- _Requirement_: Each line of the records below that holds "item" should be returned.

- _Input material_:
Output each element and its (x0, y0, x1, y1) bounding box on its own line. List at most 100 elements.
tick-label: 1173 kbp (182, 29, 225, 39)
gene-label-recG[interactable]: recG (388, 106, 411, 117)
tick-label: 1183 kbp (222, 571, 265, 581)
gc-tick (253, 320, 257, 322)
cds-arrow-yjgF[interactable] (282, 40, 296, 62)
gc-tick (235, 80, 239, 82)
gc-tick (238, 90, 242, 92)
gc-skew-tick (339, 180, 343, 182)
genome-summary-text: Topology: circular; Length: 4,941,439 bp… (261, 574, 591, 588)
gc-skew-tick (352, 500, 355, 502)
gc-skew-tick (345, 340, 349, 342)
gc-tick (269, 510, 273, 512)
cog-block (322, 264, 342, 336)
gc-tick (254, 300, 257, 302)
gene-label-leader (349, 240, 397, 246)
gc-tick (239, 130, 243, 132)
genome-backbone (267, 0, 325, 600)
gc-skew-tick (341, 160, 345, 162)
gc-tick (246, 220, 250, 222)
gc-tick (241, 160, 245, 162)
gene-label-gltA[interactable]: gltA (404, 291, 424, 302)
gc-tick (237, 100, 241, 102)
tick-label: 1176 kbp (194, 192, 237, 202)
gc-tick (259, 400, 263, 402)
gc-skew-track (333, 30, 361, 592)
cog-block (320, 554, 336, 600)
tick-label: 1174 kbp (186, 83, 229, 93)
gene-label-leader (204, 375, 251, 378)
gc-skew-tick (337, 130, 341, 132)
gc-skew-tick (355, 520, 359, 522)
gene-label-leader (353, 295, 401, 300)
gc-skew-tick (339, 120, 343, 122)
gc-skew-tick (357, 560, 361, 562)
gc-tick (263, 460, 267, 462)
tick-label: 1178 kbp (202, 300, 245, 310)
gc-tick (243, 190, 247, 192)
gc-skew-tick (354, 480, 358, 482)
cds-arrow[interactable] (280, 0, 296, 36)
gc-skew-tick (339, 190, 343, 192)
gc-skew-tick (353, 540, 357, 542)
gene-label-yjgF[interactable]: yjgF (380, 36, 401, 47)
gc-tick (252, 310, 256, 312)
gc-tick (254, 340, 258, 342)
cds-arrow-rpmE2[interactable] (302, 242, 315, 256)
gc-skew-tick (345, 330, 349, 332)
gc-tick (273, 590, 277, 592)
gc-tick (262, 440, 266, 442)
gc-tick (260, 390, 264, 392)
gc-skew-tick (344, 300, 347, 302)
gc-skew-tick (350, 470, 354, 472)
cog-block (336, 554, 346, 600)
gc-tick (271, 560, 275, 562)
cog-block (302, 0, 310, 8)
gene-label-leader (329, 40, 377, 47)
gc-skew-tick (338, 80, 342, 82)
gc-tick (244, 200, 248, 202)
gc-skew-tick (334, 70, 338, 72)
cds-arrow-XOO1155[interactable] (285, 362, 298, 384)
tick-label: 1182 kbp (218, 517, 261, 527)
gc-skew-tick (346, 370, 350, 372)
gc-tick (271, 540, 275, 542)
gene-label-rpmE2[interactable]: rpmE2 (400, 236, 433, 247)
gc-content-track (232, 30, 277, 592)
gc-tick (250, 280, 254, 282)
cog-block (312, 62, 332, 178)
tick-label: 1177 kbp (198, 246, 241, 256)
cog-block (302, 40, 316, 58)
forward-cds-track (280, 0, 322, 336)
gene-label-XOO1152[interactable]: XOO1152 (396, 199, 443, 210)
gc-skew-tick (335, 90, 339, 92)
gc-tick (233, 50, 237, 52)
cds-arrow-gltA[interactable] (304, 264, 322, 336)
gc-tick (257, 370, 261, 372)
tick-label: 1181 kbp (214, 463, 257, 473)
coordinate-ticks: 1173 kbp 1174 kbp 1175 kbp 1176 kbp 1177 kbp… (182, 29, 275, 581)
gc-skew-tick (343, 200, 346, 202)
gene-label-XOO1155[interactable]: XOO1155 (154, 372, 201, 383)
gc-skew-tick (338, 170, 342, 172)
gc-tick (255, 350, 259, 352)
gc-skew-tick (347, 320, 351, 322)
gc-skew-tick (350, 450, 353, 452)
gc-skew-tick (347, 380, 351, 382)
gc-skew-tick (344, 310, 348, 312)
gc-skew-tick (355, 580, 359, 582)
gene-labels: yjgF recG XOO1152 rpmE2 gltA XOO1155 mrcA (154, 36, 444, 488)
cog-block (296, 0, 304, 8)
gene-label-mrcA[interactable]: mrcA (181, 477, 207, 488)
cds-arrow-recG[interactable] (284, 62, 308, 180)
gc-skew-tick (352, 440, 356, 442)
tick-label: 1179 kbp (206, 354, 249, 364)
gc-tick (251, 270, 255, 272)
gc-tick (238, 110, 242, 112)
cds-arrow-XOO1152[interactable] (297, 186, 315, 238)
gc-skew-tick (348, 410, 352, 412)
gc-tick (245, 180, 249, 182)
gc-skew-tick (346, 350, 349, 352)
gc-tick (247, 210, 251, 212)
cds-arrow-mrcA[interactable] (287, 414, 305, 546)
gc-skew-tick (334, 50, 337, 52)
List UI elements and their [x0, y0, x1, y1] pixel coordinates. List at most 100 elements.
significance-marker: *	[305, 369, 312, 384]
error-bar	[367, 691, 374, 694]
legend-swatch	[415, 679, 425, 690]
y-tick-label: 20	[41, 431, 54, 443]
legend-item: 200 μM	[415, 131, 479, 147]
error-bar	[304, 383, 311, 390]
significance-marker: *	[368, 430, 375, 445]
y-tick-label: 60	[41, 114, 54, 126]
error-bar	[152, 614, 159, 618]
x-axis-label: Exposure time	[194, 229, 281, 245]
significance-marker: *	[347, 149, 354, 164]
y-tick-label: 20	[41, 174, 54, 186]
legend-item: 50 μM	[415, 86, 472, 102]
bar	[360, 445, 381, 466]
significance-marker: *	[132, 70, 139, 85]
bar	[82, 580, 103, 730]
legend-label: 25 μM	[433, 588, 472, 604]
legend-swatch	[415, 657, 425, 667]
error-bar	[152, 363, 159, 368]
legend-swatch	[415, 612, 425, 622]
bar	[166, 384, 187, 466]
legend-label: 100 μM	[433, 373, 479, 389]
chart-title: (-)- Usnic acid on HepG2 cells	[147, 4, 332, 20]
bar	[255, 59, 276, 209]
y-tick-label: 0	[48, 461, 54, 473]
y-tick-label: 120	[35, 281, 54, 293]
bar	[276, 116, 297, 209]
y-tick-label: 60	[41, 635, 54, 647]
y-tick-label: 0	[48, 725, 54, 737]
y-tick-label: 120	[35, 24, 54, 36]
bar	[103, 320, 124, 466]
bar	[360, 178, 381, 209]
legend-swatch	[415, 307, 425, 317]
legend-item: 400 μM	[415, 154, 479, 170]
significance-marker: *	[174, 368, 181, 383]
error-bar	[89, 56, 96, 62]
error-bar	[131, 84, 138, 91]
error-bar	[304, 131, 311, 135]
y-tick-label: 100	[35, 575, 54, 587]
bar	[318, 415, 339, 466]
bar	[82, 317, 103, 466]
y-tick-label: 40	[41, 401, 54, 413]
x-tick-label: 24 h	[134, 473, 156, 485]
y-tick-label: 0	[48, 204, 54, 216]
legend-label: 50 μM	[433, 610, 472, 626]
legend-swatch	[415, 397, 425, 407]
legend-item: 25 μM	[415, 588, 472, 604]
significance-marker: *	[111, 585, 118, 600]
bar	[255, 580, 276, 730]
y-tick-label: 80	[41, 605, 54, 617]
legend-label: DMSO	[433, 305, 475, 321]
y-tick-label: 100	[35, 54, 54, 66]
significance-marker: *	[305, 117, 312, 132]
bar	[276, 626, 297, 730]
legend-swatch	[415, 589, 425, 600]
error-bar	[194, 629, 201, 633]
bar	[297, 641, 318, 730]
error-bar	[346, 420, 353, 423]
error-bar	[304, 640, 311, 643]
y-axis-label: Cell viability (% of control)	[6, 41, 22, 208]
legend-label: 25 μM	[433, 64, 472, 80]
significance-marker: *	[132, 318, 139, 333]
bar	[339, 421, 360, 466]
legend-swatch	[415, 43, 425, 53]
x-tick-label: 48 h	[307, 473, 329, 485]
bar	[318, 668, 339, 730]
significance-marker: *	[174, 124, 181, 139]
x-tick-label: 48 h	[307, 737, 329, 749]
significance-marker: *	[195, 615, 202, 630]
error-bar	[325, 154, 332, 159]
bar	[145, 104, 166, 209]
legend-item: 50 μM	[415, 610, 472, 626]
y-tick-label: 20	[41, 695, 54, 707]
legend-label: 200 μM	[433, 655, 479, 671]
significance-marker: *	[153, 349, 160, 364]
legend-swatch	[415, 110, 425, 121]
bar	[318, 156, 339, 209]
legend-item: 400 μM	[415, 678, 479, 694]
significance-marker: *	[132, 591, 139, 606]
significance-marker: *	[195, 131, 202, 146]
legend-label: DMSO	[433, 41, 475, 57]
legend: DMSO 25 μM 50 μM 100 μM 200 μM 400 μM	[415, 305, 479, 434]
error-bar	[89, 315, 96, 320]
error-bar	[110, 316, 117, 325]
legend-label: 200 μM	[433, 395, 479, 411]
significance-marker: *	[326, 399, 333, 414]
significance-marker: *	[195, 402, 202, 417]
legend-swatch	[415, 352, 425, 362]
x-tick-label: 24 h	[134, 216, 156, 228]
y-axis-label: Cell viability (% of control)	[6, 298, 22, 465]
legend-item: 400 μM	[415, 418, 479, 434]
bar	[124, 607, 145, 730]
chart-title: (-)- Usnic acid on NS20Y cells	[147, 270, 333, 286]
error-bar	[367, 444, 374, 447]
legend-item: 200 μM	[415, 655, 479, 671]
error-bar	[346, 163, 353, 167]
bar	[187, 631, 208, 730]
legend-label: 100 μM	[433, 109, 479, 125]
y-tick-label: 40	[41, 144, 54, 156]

- _Response to this exercise_:
legend-item: 200 μM	[415, 131, 479, 147]
legend-item: 50 μM	[415, 86, 472, 102]
legend-item: 400 μM	[415, 154, 479, 170]
legend-item: 25 μM	[415, 588, 472, 604]
legend-item: 50 μM	[415, 610, 472, 626]
legend-item: 400 μM	[415, 678, 479, 694]
legend-item: 400 μM	[415, 418, 479, 434]
legend-item: 200 μM	[415, 655, 479, 671]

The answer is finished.